>> begin Data shown

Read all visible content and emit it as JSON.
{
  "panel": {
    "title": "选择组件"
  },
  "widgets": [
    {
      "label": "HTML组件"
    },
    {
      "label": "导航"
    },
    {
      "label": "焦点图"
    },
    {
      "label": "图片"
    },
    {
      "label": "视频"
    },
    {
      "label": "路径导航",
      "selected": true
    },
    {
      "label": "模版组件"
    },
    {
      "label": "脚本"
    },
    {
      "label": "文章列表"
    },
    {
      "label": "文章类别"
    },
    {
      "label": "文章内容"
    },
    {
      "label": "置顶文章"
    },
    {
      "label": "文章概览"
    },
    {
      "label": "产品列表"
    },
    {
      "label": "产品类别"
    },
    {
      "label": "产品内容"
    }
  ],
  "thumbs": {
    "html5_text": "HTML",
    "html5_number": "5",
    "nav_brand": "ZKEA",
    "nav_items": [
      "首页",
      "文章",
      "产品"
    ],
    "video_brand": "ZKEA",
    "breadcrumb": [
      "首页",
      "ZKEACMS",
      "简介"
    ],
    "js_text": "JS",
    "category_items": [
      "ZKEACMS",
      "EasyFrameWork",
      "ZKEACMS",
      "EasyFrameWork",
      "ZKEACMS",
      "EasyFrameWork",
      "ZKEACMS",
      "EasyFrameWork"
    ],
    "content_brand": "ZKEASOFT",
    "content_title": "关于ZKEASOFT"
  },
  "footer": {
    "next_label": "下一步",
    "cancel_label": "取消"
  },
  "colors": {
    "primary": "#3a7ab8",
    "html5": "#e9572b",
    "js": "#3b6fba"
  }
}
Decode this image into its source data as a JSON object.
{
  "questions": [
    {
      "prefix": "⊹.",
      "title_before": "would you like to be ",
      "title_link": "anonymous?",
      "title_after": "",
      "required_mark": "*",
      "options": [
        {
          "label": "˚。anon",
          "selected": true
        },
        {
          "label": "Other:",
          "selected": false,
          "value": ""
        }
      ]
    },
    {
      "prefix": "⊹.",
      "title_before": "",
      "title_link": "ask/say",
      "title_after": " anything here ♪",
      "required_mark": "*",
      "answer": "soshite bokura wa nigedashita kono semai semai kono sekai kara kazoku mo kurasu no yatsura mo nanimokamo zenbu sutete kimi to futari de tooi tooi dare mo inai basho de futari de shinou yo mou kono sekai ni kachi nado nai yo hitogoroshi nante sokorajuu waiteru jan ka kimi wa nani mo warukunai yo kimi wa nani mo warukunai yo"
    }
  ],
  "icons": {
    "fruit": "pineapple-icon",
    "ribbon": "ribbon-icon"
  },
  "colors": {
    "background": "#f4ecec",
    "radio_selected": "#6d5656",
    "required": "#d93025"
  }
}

>> end Data shown

Work to be completed:
Restate each record word for word.

Completed exercise:
Read all visible content and emit it as JSON.
{
  "panel": {
    "title": "选择组件"
  },
  "widgets": [
    {
      "label": "HTML组件"
    },
    {
      "label": "导航"
    },
    {
      "label": "焦点图"
    },
    {
      "label": "图片"
    },
    {
      "label": "视频"
    },
    {
      "label": "路径导航",
      "selected": true
    },
    {
      "label": "模版组件"
    },
    {
      "label": "脚本"
    },
    {
      "label": "文章列表"
    },
    {
      "label": "文章类别"
    },
    {
      "label": "文章内容"
    },
    {
      "label": "置顶文章"
    },
    {
      "label": "文章概览"
    },
    {
      "label": "产品列表"
    },
    {
      "label": "产品类别"
    },
    {
      "label": "产品内容"
    }
  ],
  "thumbs": {
    "html5_text": "HTML",
    "html5_number": "5",
    "nav_brand": "ZKEA",
    "nav_items": [
      "首页",
      "文章",
      "产品"
    ],
    "video_brand": "ZKEA",
    "breadcrumb": [
      "首页",
      "ZKEACMS",
      "简介"
    ],
    "js_text": "JS",
    "category_items": [
      "ZKEACMS",
      "EasyFrameWork",
      "ZKEACMS",
      "EasyFrameWork",
      "ZKEACMS",
      "EasyFrameWork",
      "ZKEACMS",
      "EasyFrameWork"
    ],
    "content_brand": "ZKEASOFT",
    "content_title": "关于ZKEASOFT"
  },
  "footer": {
    "next_label": "下一步",
    "cancel_label": "取消"
  },
  "colors": {
    "primary": "#3a7ab8",
    "html5": "#e9572b",
    "js": "#3b6fba"
  }
}
Decode this image into its source data as a JSON object.
{
  "questions": [
    {
      "prefix": "⊹.",
      "title_before": "would you like to be ",
      "title_link": "anonymous?",
      "title_after": "",
      "required_mark": "*",
      "options": [
        {
          "label": "˚。anon",
          "selected": true
        },
        {
          "label": "Other:",
          "selected": false,
          "value": ""
        }
      ]
    },
    {
      "prefix": "⊹.",
      "title_before": "",
      "title_link": "ask/say",
      "title_after": " anything here ♪",
      "required_mark": "*",
      "answer": "soshite bokura wa nigedashita kono semai semai kono sekai kara kazoku mo kurasu no yatsura mo nanimokamo zenbu sutete kimi to futari de tooi tooi dare mo inai basho de futari de shinou yo mou kono sekai ni kachi nado nai yo hitogoroshi nante sokorajuu waiteru jan ka kimi wa nani mo warukunai yo kimi wa nani mo warukunai yo"
    }
  ],
  "icons": {
    "fruit": "pineapple-icon",
    "ribbon": "ribbon-icon"
  },
  "colors": {
    "background": "#f4ecec",
    "radio_selected": "#6d5656",
    "required": "#d93025"
  }
}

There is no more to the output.